__DATASET ROWS__
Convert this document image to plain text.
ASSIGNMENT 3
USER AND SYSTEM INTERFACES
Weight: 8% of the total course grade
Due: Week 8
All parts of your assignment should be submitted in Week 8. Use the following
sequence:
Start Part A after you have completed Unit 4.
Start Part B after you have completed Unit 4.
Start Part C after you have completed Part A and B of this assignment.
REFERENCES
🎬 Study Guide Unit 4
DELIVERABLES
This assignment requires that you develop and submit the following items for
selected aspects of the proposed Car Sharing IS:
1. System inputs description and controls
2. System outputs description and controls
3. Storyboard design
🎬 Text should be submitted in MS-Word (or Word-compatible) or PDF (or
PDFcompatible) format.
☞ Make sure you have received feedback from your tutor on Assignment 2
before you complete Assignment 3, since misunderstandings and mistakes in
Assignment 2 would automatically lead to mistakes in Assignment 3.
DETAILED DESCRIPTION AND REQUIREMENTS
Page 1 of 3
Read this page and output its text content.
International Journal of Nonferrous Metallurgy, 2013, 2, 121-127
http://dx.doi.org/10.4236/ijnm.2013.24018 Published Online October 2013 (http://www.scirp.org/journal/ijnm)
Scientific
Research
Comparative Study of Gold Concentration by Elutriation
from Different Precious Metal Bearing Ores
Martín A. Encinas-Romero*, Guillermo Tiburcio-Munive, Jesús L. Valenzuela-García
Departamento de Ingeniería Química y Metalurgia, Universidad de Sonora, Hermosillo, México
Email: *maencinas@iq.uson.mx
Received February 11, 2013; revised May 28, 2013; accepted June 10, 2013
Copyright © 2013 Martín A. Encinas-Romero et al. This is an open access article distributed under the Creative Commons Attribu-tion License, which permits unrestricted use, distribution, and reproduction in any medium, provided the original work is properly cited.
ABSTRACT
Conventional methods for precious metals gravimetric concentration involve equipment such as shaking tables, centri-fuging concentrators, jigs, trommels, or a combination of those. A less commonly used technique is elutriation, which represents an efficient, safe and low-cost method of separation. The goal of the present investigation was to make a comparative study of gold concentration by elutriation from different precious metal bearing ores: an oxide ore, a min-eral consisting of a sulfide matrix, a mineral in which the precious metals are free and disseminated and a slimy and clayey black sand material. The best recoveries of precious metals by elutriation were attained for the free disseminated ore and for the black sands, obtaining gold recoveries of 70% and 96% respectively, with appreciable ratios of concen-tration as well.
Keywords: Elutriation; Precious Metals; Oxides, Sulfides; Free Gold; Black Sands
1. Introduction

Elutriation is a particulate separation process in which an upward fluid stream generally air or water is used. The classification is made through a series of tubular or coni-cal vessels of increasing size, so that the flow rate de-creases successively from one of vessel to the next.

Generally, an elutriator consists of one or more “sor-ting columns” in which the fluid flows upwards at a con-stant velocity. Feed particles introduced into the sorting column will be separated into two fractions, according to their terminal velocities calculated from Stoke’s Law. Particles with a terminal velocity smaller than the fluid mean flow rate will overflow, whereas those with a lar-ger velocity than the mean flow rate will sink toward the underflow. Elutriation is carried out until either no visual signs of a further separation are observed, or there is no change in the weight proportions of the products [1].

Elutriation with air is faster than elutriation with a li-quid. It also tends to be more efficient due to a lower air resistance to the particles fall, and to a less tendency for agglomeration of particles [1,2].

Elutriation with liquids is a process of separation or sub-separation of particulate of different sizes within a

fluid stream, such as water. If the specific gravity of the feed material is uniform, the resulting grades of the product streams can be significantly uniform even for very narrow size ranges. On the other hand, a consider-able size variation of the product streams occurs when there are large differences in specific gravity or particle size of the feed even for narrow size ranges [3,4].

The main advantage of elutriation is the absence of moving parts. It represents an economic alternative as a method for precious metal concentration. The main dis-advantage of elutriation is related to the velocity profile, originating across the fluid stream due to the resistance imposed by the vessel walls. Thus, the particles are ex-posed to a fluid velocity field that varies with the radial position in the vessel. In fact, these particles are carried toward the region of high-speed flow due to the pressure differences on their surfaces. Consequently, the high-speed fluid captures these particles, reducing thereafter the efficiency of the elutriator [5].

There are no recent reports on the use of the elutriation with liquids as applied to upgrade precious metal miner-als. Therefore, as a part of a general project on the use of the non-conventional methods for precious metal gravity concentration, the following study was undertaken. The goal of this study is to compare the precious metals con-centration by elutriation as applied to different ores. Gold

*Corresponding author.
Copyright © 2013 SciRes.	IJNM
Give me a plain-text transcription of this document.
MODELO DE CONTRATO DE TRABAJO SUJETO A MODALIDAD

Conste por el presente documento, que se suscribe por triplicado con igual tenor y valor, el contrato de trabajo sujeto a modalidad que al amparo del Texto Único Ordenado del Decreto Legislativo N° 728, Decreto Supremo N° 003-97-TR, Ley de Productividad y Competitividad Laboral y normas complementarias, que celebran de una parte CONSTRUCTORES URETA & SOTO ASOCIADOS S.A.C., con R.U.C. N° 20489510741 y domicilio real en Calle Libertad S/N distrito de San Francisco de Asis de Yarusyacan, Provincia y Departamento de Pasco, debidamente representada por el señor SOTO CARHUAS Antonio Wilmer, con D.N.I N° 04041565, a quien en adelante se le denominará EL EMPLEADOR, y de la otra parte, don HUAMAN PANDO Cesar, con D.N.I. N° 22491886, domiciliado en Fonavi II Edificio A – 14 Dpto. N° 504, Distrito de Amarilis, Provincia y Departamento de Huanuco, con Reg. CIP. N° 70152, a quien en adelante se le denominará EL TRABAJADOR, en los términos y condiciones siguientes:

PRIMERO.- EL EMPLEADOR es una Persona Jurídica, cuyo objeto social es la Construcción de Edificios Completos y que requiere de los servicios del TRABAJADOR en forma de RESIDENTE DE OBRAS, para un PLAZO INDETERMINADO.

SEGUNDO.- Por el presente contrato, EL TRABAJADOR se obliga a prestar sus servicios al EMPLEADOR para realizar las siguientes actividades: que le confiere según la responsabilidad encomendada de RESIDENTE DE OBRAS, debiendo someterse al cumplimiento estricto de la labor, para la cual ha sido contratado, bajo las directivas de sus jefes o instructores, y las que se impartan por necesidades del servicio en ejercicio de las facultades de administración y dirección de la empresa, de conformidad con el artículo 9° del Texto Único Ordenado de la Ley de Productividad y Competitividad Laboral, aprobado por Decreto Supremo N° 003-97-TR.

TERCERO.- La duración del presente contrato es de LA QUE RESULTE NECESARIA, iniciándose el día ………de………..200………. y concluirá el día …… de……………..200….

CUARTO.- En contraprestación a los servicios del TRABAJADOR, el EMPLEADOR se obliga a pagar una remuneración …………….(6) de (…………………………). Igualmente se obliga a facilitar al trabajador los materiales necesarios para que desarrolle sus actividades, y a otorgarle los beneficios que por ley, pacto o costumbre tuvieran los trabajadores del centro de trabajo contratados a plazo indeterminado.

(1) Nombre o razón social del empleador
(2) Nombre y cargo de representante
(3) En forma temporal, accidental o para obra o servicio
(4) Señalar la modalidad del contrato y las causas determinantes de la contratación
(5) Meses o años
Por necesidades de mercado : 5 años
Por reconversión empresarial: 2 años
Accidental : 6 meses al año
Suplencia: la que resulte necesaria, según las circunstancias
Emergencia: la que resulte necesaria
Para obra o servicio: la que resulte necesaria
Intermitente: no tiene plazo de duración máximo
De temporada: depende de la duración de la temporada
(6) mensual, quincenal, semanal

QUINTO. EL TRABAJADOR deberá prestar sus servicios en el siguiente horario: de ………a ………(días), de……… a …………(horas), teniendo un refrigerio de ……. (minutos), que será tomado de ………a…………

__SHORT PROBLEM__
Copy down every line of the entries containing the word "methods".

__RESPONSE TO THIS EXERCISE__
Conventional methods for precious metals gravimetric concentration involve equipment such as shaking tables, centri-fuging concentrators, jigs, trommels, or a combination of those. A less commonly used technique is elutriation, which represents an efficient, safe and low-cost method of separation. The goal of the present investigation was to make a comparative study of gold concentration by elutriation from different precious metal bearing ores: an oxide ore, a min-eral consisting of a sulfide matrix, a mineral in which the precious metals are free and disseminated and a slimy and clayey black sand material. The best recoveries of precious metals by elutriation were attained for the free disseminated ore and for the black sands, obtaining gold recoveries of 70% and 96% respectively, with appreciable ratios of concen-tration as well.
There are no recent reports on the use of the elutriation with liquids as applied to upgrade precious metal miner-als. Therefore, as a part of a general project on the use of the non-conventional methods for precious metal gravity concentration, the following study was undertaken. The goal of this study is to compare the precious metals con-centration by elutriation as applied to different ores. Gold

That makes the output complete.